Fragmento proporcionado>

Un millón de españoles ha perdido su empleo o lo tiene en suspenso. En el caso de Canarias, el primer año de pandemia se salda con 53.106 parados más y 86.826 canarios, de 12.641 empresas, en ERTE. Tras la destrucción de 46.266 empleos, 280.650 isleños carecen de un puesto de trabajo. Pese al colchón protector de los ERTE, van a disolverse definitivamente muchos negocios, condenando tras de sí a una legión de trabajadores.

Cuando el Banco Central Europeo cierre a los estados el grifo de las compras masivas de deuda aparecerá en las cuentas públicas una montaña de débitos. La desigualdad había aumentado significativamente durante la crisis de 2008. La pandemia hizo llover sobre mojado. Una recesión sobrevenida con las constantes aún débiles barrió de golpe como hojarasca los brotes verdes.

Pero si alguien en esta tierra ha salido especialmente damnificado por el desastre han sido los menores de 25 años. Acceder de manera equitativa al mercado laboral y labrarse un porvenir digno e independiente sin necesidad de emigrar les resulta casi imposible. No es Canarias región que garantice a los jóvenes estabilidad y dignidad, un escarnio inaceptable. Primero, porque la comunidad se boicotea a sí misma al cercenar el reemplazo generacional. Y luego porque contando con el tan manido, cacareado e innecesario afán de no depender tanto de una industria como la turística que demanda mano de obra poca especializada resulta que Canarias tampoco puede cubrirla con sus propios cuadros juveniles por fallos incomprensibles en la concepción de la formación profesional y, en cambio, carece de trabajo para sus mejores talentos, obligados a irse fuera.

Tarea a realizar> Prosigue el fragmento sobre el paro en Canarias durante la pandemia a partir de su última oración.

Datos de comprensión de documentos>
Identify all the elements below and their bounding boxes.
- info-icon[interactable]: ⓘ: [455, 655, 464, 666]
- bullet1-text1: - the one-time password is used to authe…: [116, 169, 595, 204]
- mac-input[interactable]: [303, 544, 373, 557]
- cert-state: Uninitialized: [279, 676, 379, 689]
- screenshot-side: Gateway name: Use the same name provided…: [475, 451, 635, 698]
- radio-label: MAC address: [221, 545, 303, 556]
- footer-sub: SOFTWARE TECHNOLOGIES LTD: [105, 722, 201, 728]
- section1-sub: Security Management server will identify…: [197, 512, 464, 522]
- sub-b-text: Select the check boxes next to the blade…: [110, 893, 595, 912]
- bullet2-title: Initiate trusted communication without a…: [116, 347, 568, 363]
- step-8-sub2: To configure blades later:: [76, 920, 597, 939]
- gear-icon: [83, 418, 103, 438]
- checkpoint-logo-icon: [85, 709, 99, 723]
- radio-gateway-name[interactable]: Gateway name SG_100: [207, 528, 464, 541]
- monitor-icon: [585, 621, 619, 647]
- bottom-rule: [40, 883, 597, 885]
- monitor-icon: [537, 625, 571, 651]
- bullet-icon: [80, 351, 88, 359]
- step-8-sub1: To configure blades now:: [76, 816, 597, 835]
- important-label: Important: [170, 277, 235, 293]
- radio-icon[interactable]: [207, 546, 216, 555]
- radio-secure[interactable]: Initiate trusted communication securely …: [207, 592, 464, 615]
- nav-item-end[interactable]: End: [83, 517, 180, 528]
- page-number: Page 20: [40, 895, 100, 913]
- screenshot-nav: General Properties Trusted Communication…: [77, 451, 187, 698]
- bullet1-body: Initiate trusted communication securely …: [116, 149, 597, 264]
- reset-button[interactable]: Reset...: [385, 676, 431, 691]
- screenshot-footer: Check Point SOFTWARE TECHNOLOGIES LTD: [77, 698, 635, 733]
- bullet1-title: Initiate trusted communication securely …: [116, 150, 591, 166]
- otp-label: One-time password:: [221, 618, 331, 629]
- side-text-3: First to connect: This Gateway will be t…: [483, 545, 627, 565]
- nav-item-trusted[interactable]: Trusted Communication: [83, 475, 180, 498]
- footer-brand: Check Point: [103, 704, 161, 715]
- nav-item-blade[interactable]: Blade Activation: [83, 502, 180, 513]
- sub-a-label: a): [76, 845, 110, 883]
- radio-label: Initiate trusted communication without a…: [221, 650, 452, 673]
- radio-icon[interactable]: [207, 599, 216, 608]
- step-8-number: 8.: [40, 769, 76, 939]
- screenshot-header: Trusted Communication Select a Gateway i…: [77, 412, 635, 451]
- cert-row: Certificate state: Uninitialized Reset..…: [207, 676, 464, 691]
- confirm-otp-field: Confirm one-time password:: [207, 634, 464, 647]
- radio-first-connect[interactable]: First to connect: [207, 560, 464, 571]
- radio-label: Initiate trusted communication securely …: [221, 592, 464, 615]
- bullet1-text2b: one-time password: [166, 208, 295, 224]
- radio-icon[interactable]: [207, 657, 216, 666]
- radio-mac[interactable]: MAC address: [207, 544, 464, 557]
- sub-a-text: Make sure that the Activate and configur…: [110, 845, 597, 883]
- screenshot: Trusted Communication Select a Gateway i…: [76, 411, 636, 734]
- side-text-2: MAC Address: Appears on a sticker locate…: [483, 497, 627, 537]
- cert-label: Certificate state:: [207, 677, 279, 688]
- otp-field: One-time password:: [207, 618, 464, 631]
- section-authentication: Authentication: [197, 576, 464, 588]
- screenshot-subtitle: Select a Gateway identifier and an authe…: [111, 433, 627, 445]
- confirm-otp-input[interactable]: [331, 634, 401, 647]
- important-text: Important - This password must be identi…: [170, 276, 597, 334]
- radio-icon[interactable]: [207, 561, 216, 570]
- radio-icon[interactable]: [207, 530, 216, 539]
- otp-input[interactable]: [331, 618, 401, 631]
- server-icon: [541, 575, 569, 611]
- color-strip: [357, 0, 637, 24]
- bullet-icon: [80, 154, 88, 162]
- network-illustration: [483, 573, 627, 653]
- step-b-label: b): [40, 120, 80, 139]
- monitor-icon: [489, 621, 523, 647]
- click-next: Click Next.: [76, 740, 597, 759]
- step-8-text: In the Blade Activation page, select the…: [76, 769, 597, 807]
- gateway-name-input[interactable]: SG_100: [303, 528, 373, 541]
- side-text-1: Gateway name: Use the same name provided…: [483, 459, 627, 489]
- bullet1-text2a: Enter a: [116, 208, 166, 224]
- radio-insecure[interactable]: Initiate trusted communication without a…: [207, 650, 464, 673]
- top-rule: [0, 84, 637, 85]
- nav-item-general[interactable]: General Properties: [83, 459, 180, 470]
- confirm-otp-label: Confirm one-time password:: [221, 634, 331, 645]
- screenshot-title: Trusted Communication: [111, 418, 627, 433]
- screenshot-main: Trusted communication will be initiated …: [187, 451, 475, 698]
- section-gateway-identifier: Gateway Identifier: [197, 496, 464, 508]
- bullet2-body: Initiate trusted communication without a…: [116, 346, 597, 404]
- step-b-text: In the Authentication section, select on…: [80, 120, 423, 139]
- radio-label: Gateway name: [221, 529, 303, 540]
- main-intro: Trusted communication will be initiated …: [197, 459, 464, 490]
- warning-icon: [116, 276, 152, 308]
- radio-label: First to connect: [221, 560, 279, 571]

Resultado del ejercicio>
Las autonomías de éxito generan, retienen y atraen talento. El suavizamiento de las restricciones y la próxima supresión del estado de alarma invitan a plantearse otros objetivos ambiciosos al margen de los sanitarios. El prioritario, impulsar medidas que aceleren el progreso y la creación de riqueza, única forma de garantizar la estabilidad social. Los males de Canarias a la que apremia una situación delicada, con el motor gripado, escasas oportunidades, empresas pequeñas y población en general escasamente cualificada, están suficientemente descritos. Los sucesivos informes de los institutos especializados le sacan los colores por su atonía a pesar de que cuenta con recursos suficientes para el despegue, para construir en positivo, recobrar la confianza y generar optimismo. ¿Qué ocurre entonces? Que nadie acaba de demostrar una firme voluntad de solucionar los déficits colectivos, muchos estructurales y arrastrados durante lustros, ni promueve un diagnóstico común que asiente los pilares sólidos para recortar gastos ruinosos, revolucionar la enseñanza, reformar la administración, impulsar una industria turística 4.0 y la inteligencia artificial o acabar con el subdesarrollo científico y tecnológico. Y el tiempo vuela. Mientras, una cultura política irrespirable llena la nada de grandilocuentes palabras inútiles y zafios insultos.

El día a día, la rutina, lo gobierna cualquiera. La transformación, el cambio, requiere liderazgo. Canarias no precisa simples contables para alargar la liquidación de los bienes que la sostienen en pie, sino referentes de solvencia que obtengan lo mejor de los ciudadanos y faciliten el advenimiento de lo nuevo. Que cohesionen equipos, atiendan con idéntica diligencia las demandas de los ideológicamente iguales y de los distintos, alineen intereses heterogéneos, valoren la diversidad de opiniones y muestren clarividencia para determinar metas conjuntas. Quien logre todo esto devolverá a los canarios la fe en sí mismos y les descubrirá que pueden aspirar a bastante más que opositar o engrosar las listas del paro hasta prejubilarse malamente por la vía rápida.